EXTRAIT DU DOCUMENT:
:::

Eh, Manu ! Tu dissous ? Et pour quoi faire ?
Editorial du 08 juillet
EDITORIAL
Philippe DUPONT.
Rappelez-vous, c’était le dimanche 9 juin 2024, à la suite des élections européennes marquées par une victoire écrasante du Rassemblement national et la cuisante défaite du camp présidentiel, Emmanuel Macron annonçait la dissolution de l’Assemblée nationale.
Ce geste aussi surprenant que spectaculaire visait à provoquer un sursaut démocratique. Certains, y compris dans l’entourage du chef de l’Etat ont même affiché leur désapprobation, à commencer par le Premier Ministre, Gabriel Attal.
D’autres y ont vu un simple « coup de poker » d’un Président en difficulté qui n’a finalement écouté que lui-même mais on a oublié, car on oublie très vite, que quelques jours auparavant, le nouveau leader du RN Jordan Bardella comme son fidèle lieutenant, Jean-Philippe Tanguy avait incité le chef de l’Etat à dissoudre l’Assemblée si leur parti arrivait largement en tête….
Un mois plus tard, les résultats des élections législatives ont conduit à une Assemblée nationale profondément divisée, sans majorité absolue avec trois blocs bien distincts : Le Bloc Central incarné par l’ancienne Majorité Macroniste, Le Nouveau Front Populaire ou l’esquisse d’une Union de la Gauche retrouvée et bien sûr le Rassemblement National, dont la possibilité de remporter l’élection a été contrariée par la mise en place d’un énième Front Républicain (un véritable « deal » entre les deux autres formations citées)
On connait la suite, la très grande difficulté à former un gouvernement, à trouver des compromis, à connaitre une motion de censure fatale à un gouvernement et depuis plus de 6 mois, un Premier Ministre qui déjà été chatouillé par l’épée de Damoclès au-dessus de sa tête ….
Dans ce contexte instable, la question d’une nouvelle dissolution revient sur la table, d’autant que le fameux délai légal d’un an conformément à l’article 12 de la Constitution pour pouvoir en déclencher une vient de s’écouler.

:::

ENREGISTREMENTS:
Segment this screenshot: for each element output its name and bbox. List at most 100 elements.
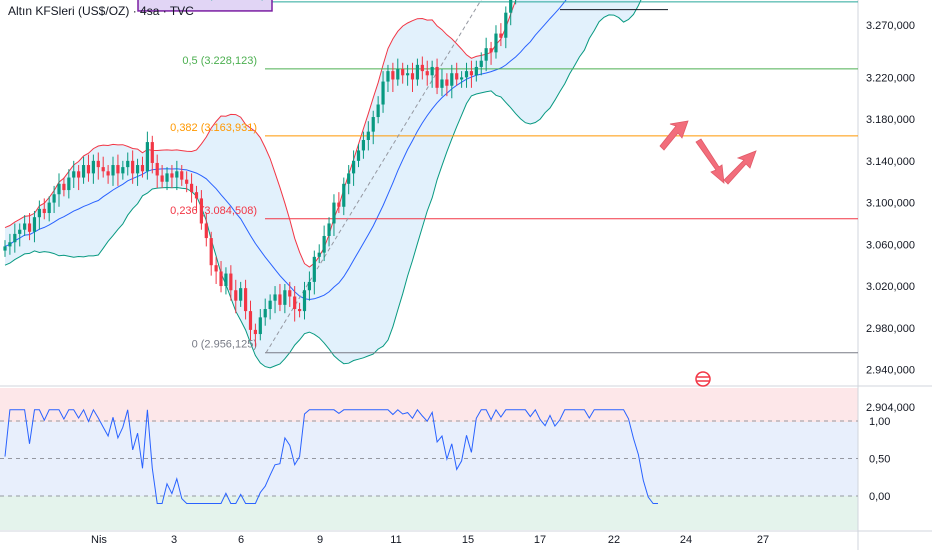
fib-trend-line (265, 0, 482, 354)
candle-body (57, 183, 61, 195)
candle-body (175, 171, 179, 178)
candle-body (199, 198, 203, 224)
candle-body (494, 33, 498, 53)
price-tick-label: 3.140,000 (866, 156, 915, 168)
candle-body (47, 202, 51, 214)
candle-body (351, 160, 356, 174)
bollinger-band-fill (5, 0, 641, 368)
price-tick-label: 3.220,000 (866, 72, 915, 84)
time-tick-label: 6 (238, 534, 244, 546)
price-tick-label: 3.060,000 (866, 239, 915, 251)
candle-body (415, 64, 420, 80)
candle-body (248, 311, 253, 330)
candle-body (155, 162, 159, 176)
candle-body (302, 290, 307, 312)
us-flag-icon (695, 371, 711, 387)
candle-body (371, 117, 375, 132)
fib-highlight-box (137, 0, 273, 12)
candle-body (8, 242, 12, 247)
time-tick-label: 3 (171, 534, 177, 546)
candle-body (504, 12, 508, 38)
candle-body (474, 66, 478, 76)
rsi-tick-label: 1,00 (869, 416, 890, 428)
projection-arrow-up1 (659, 120, 689, 151)
candle-body (189, 183, 194, 193)
candle-body (67, 177, 71, 191)
rsi-oversold-zone (0, 496, 858, 530)
candle-body (37, 208, 41, 218)
candle-body (18, 229, 22, 234)
candle-body (86, 165, 91, 174)
candle-body (13, 233, 17, 243)
candle-body (396, 69, 400, 80)
candle-body (347, 173, 351, 184)
candle-body (27, 223, 32, 232)
candle-body (116, 165, 120, 174)
candle-body (317, 252, 321, 257)
candle-body (489, 48, 493, 53)
candle-body (32, 217, 37, 232)
candle-body (455, 73, 459, 80)
rsi-overbought-zone (0, 388, 858, 422)
candle-body (381, 81, 385, 105)
candle-body (293, 296, 297, 310)
fib-highlight-label: 0,618 (3.292,314) (178, 0, 265, 1)
candle-body (180, 171, 184, 180)
candle-body (307, 281, 312, 291)
candle-body (391, 71, 395, 80)
candle-body (23, 223, 27, 230)
candle-body (135, 165, 140, 174)
candle-body (165, 173, 169, 182)
candle-body (263, 309, 267, 318)
fib-label: 0,382 (3.163,931) (170, 122, 257, 134)
candle-body (464, 71, 469, 78)
chart-title: Altın KFSleri (US$/OZ) · 4sa · TVC (8, 4, 194, 18)
candle-body (327, 223, 331, 236)
bollinger-middle (4, 0, 567, 301)
candle-body (219, 271, 223, 287)
candle-body (288, 290, 292, 297)
candle-body (229, 273, 233, 291)
candle-body (131, 160, 135, 174)
candle-body (126, 160, 130, 168)
time-tick-label: 11 (390, 534, 401, 546)
time-tick-label: Nis (91, 534, 107, 546)
candle-body (224, 273, 228, 287)
candle-body (312, 256, 316, 282)
candle-body (337, 202, 341, 207)
bollinger-upper (4, 0, 517, 268)
candle-body (406, 73, 410, 76)
candle-body (253, 329, 257, 335)
candle-body (366, 131, 370, 140)
candle-body (278, 294, 282, 305)
candle-body (101, 167, 105, 172)
candle-body (150, 142, 154, 163)
candle-body (297, 309, 302, 312)
candle-body (332, 202, 336, 224)
candle-body (91, 160, 95, 174)
candle-body (410, 73, 415, 80)
price-tick-label: 3.270,000 (866, 20, 915, 32)
candle-body (499, 33, 503, 38)
candle-body (52, 194, 56, 203)
candle-body (214, 265, 218, 272)
candle-body (121, 167, 125, 174)
candle-body (3, 246, 7, 251)
rsi-tick-label: 0,00 (869, 491, 890, 503)
candle-body (484, 48, 488, 61)
candle-body (420, 64, 424, 72)
candle-body (361, 139, 366, 151)
time-tick-label: 27 (757, 534, 769, 546)
fib-label: 0 (2.956,125) (192, 339, 257, 351)
candle-body (460, 77, 464, 80)
candle-body (425, 71, 429, 76)
candle-body (111, 165, 115, 176)
candle-body (469, 71, 474, 76)
price-tick-label: 2.980,000 (866, 323, 915, 335)
candle-body (283, 290, 287, 305)
candle-body (258, 317, 262, 335)
candle-body (62, 183, 66, 191)
rsi-tick-label: 0,50 (869, 454, 890, 466)
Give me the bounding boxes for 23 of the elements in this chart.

:::

OBJECTIF FIXÉ A:
Reproduisez le passage de l'éditorial sur la dissolution qui va de « On connait la » à « vient de s’écouler. ».
OBJECTIF FIXÉ B:
Poursuivez l'éditorial sur la dissolution à partir de sa dernière phrase.
Les items proviennent d'une autre source.

RÉSULTAT OBTENU A:
On connait la suite, la très grande difficulté à former un gouvernement, à trouver des compromis, à connaitre une motion de censure fatale à un gouvernement et depuis plus de 6 mois, un Premier Ministre qui déjà été chatouillé par l’épée de Damoclès au-dessus de sa tête ….
Dans ce contexte instable, la question d’une nouvelle dissolution revient sur la table, d’autant que le fameux délai légal d’un an conformément à l’article 12 de la Constitution pour pouvoir en déclencher une vient de s’écouler.

RÉSULTAT OBTENU B:
Possible, donc mais au fait à quoi servirait-elle ? Comme on a pu le constater, les différentes dissolutions sous la Vème République ont connu des fortunes diverses : la première en 1962, à la suite d’un reversement du gouvernement Pompidou fut un succès, renforçant même le pouvoir en place. On n’oublie pas celle de juin 1968 qui permit au pouvoir Gaulliste de sortir la tête haute de la grave crise provoquée par les évenements du mois de mai qui faillit le faire vaciller. Celles de 1981 et 1988 provoquées par l’élection puis la réélection de François Mitterrand afin d’être confortées par une majorité solide eurent des conséquences différentes : la première provoqua une « vague rose », la seconde ne dégagea qu’une « majorité relative », signe annonciateur du désastre électoral qu’allait connaitre la Gauche lors des législatives de 1993.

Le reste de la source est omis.